[GOAL]:
In the following material, identify every line holding the string "JSON" and return it.

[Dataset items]

[Start]

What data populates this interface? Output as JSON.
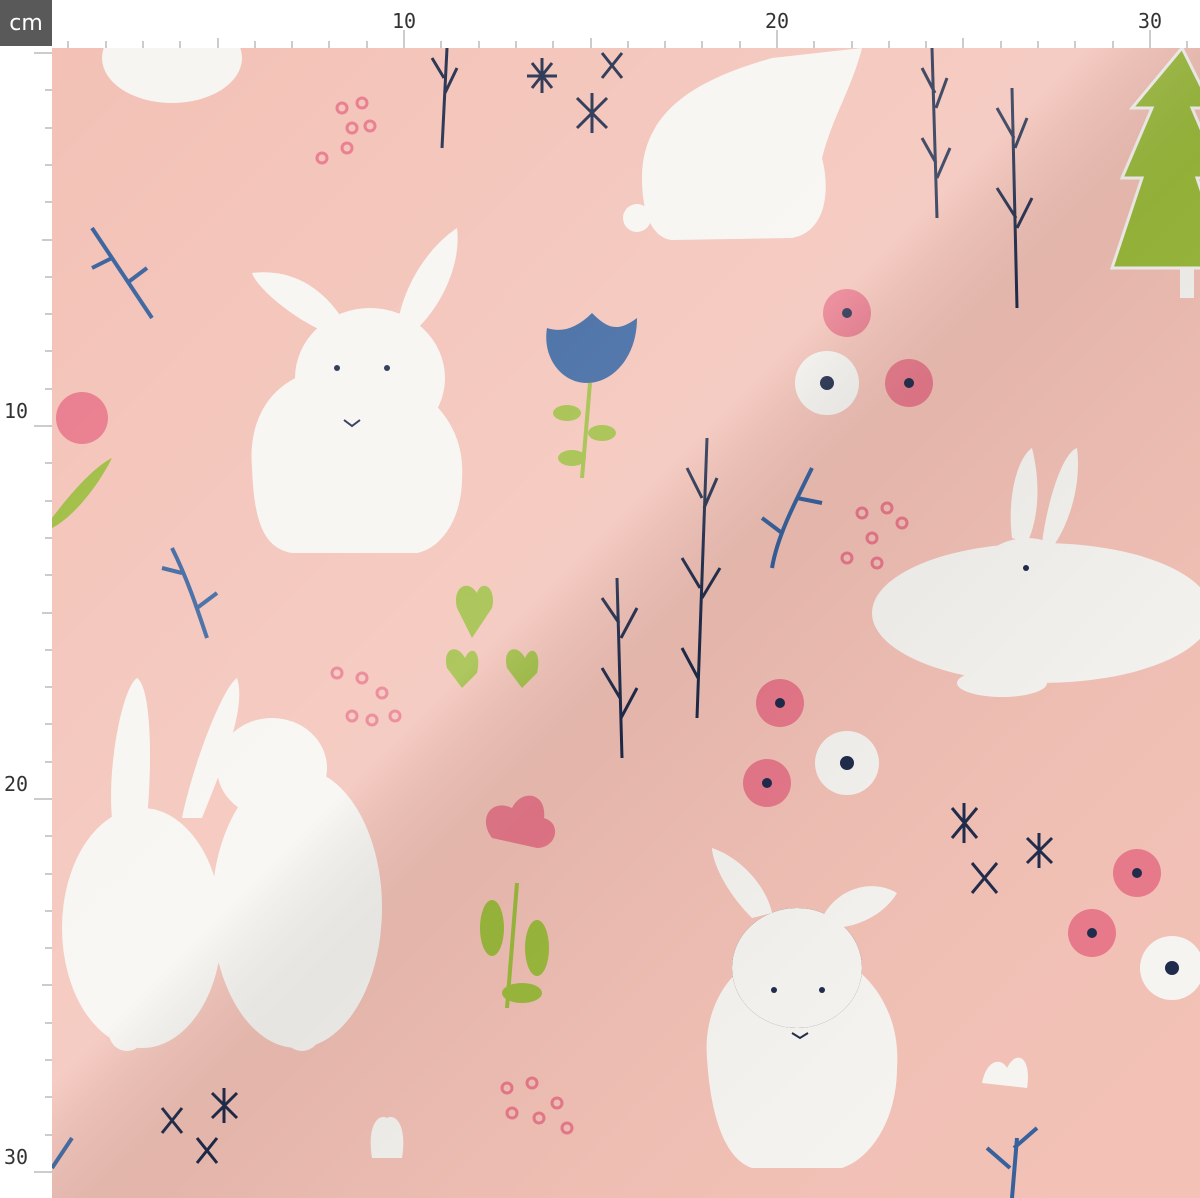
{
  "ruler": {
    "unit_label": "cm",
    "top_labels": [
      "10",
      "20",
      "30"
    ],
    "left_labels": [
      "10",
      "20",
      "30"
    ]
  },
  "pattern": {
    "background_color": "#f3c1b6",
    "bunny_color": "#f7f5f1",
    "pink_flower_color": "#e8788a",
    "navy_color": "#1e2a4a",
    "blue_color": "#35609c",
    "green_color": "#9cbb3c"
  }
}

[End]
[Start]

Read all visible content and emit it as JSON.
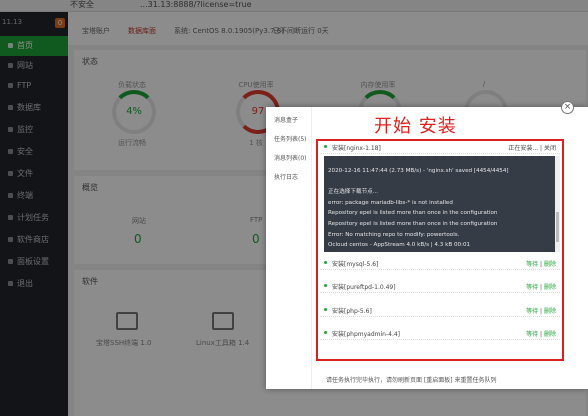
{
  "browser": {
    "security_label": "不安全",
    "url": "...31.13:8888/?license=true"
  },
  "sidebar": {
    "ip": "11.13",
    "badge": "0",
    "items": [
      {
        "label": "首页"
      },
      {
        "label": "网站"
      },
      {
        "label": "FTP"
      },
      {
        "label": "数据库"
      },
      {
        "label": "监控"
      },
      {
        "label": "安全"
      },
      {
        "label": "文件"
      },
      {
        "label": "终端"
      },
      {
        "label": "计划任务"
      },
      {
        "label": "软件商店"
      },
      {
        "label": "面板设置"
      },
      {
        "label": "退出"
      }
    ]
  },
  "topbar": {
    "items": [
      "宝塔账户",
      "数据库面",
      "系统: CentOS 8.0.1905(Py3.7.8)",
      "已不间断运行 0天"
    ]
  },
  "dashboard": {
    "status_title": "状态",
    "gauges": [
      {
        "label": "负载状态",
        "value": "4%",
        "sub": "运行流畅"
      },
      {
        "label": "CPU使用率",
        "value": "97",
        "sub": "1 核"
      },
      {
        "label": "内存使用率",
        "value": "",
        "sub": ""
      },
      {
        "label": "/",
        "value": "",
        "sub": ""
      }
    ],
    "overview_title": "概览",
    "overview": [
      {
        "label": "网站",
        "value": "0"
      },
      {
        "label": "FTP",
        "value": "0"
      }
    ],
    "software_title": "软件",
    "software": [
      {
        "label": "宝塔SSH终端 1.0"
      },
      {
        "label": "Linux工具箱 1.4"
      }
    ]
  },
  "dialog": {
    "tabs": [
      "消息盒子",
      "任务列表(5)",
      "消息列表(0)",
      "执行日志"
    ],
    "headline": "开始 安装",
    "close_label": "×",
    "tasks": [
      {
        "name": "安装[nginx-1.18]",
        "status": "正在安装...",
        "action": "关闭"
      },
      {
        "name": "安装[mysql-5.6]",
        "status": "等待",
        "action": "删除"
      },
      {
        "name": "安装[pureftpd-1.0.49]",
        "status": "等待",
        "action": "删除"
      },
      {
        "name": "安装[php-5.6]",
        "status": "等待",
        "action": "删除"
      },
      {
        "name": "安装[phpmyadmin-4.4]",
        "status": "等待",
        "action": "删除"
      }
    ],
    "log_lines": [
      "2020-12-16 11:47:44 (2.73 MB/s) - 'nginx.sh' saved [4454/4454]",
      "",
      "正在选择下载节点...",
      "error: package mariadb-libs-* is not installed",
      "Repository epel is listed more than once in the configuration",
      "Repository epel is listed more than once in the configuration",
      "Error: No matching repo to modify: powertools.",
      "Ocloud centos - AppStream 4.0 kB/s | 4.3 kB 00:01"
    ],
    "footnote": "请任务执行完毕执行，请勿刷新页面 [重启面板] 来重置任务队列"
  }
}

[End]
[Start]

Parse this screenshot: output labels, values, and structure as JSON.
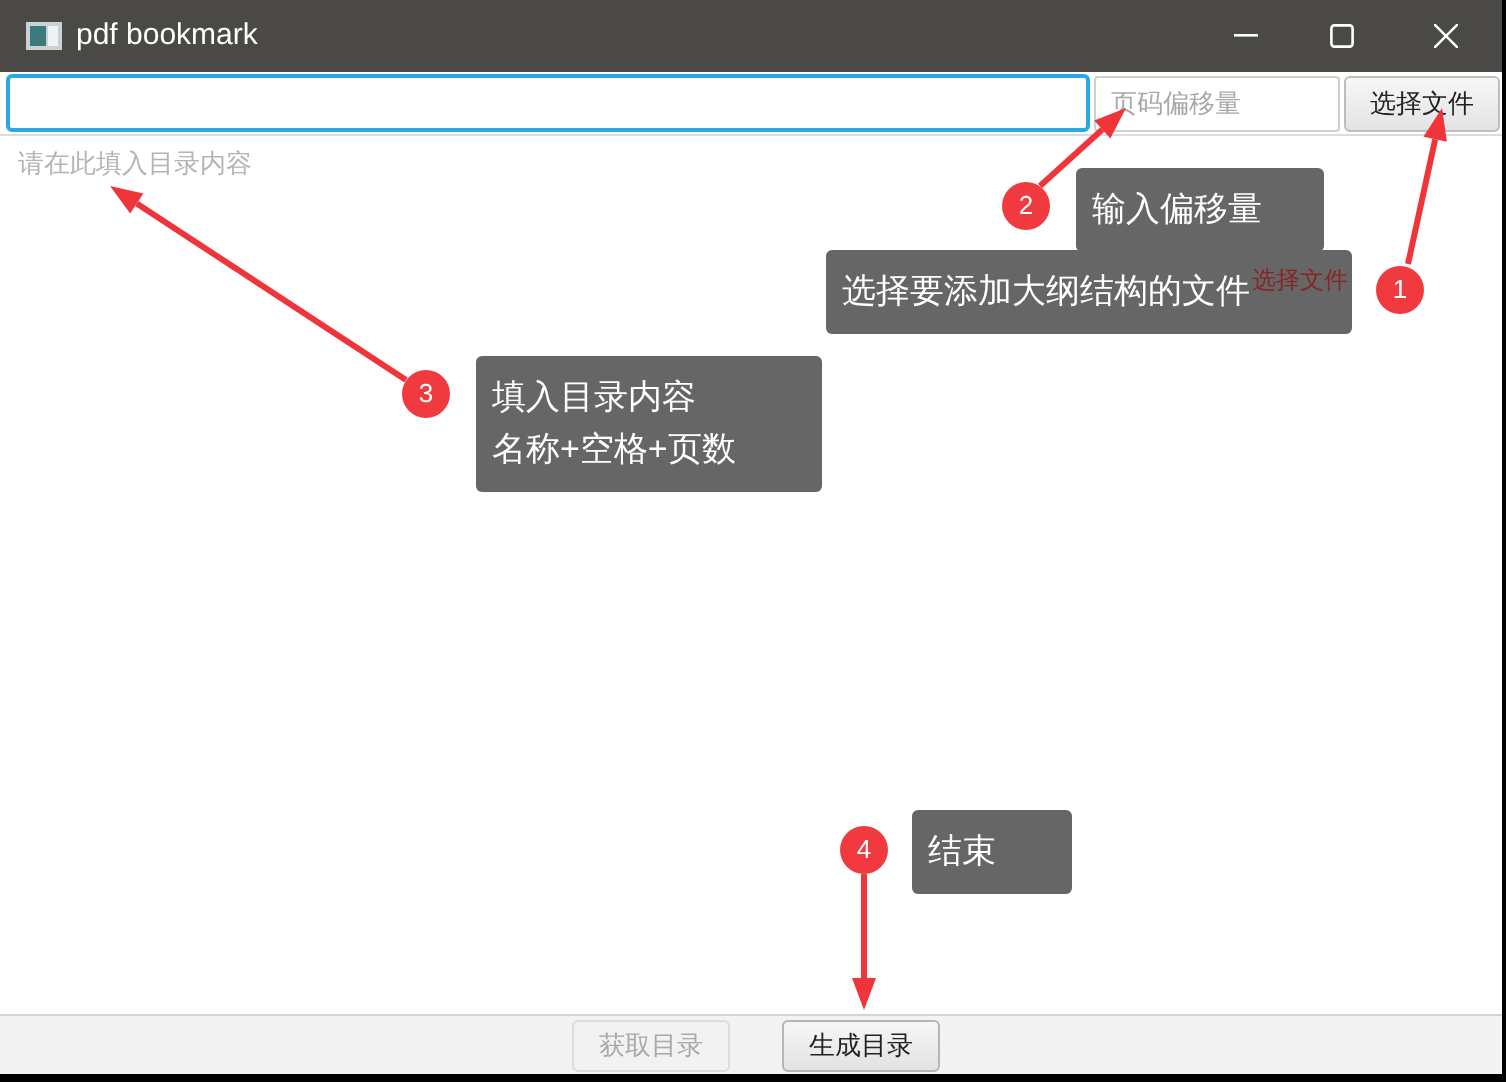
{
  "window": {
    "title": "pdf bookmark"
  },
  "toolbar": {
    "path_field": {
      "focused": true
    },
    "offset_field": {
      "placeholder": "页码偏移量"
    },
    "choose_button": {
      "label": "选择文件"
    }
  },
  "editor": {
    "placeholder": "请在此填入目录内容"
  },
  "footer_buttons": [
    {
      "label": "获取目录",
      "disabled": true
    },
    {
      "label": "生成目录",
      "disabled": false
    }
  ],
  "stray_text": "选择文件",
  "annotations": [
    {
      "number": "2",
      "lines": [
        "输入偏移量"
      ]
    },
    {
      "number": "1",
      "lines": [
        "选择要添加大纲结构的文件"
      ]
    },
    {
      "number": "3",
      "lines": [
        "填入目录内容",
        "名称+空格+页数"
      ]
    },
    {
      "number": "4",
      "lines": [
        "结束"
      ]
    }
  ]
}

[End]

[EXERCISE RESULT]:
What data populates this interface? Output as JSON.
Read all visible content and emit it as JSON.
Parse this screenshot: output labels, values, and structure as JSON.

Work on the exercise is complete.